# Description of the task
Set down every record once more, exactly as given.

⁂

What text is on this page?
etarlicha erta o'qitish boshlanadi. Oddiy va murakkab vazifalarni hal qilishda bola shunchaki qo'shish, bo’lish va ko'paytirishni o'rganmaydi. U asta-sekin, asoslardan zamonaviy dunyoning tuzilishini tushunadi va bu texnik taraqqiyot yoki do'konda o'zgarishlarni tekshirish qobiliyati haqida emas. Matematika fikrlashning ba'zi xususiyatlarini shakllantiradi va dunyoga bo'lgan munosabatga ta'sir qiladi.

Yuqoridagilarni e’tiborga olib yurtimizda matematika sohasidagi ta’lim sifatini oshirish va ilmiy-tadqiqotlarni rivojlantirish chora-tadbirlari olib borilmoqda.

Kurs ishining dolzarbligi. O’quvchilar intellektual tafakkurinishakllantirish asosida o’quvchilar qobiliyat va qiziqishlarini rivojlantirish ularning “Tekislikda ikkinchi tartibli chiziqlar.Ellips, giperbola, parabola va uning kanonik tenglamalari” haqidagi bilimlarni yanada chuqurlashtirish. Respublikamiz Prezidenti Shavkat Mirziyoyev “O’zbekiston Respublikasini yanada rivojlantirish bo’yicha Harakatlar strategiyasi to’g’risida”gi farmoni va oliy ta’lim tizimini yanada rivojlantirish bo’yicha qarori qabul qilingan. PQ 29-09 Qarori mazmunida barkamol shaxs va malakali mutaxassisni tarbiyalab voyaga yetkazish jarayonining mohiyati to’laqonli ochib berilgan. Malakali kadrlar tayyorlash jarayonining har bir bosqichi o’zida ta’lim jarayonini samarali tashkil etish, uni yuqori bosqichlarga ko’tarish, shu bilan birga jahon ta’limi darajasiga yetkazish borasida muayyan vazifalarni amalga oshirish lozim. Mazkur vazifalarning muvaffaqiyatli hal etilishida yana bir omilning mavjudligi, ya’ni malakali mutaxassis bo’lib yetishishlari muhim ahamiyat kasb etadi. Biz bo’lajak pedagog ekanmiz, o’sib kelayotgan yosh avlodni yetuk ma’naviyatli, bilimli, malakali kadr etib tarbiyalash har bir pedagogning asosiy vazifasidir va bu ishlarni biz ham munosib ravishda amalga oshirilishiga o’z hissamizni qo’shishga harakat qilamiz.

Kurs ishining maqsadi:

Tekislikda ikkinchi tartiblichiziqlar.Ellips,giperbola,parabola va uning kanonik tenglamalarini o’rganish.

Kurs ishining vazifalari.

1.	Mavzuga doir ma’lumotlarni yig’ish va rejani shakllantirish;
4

⁂

# Exercise answer
What text is on this page?
etarlicha erta o'qitish boshlanadi. Oddiy va murakkab vazifalarni hal qilishda bola shunchaki qo'shish, bo’lish va ko'paytirishni o'rganmaydi. U asta-sekin, asoslardan zamonaviy dunyoning tuzilishini tushunadi va bu texnik taraqqiyot yoki do'konda o'zgarishlarni tekshirish qobiliyati haqida emas. Matematika fikrlashning ba'zi xususiyatlarini shakllantiradi va dunyoga bo'lgan munosabatga ta'sir qiladi.

Yuqoridagilarni e’tiborga olib yurtimizda matematika sohasidagi ta’lim sifatini oshirish va ilmiy-tadqiqotlarni rivojlantirish chora-tadbirlari olib borilmoqda.

Kurs ishining dolzarbligi. O’quvchilar intellektual tafakkurinishakllantirish asosida o’quvchilar qobiliyat va qiziqishlarini rivojlantirish ularning “Tekislikda ikkinchi tartibli chiziqlar.Ellips, giperbola, parabola va uning kanonik tenglamalari” haqidagi bilimlarni yanada chuqurlashtirish. Respublikamiz Prezidenti Shavkat Mirziyoyev “O’zbekiston Respublikasini yanada rivojlantirish bo’yicha Harakatlar strategiyasi to’g’risida”gi farmoni va oliy ta’lim tizimini yanada rivojlantirish bo’yicha qarori qabul qilingan. PQ 29-09 Qarori mazmunida barkamol shaxs va malakali mutaxassisni tarbiyalab voyaga yetkazish jarayonining mohiyati to’laqonli ochib berilgan. Malakali kadrlar tayyorlash jarayonining har bir bosqichi o’zida ta’lim jarayonini samarali tashkil etish, uni yuqori bosqichlarga ko’tarish, shu bilan birga jahon ta’limi darajasiga yetkazish borasida muayyan vazifalarni amalga oshirish lozim. Mazkur vazifalarning muvaffaqiyatli hal etilishida yana bir omilning mavjudligi, ya’ni malakali mutaxassis bo’lib yetishishlari muhim ahamiyat kasb etadi. Biz bo’lajak pedagog ekanmiz, o’sib kelayotgan yosh avlodni yetuk ma’naviyatli, bilimli, malakali kadr etib tarbiyalash har bir pedagogning asosiy vazifasidir va bu ishlarni biz ham munosib ravishda amalga oshirilishiga o’z hissamizni qo’shishga harakat qilamiz.

Kurs ishining maqsadi:

Tekislikda ikkinchi tartiblichiziqlar.Ellips,giperbola,parabola va uning kanonik tenglamalarini o’rganish.

Kurs ishining vazifalari.

1.	Mavzuga doir ma’lumotlarni yig’ish va rejani shakllantirish;
4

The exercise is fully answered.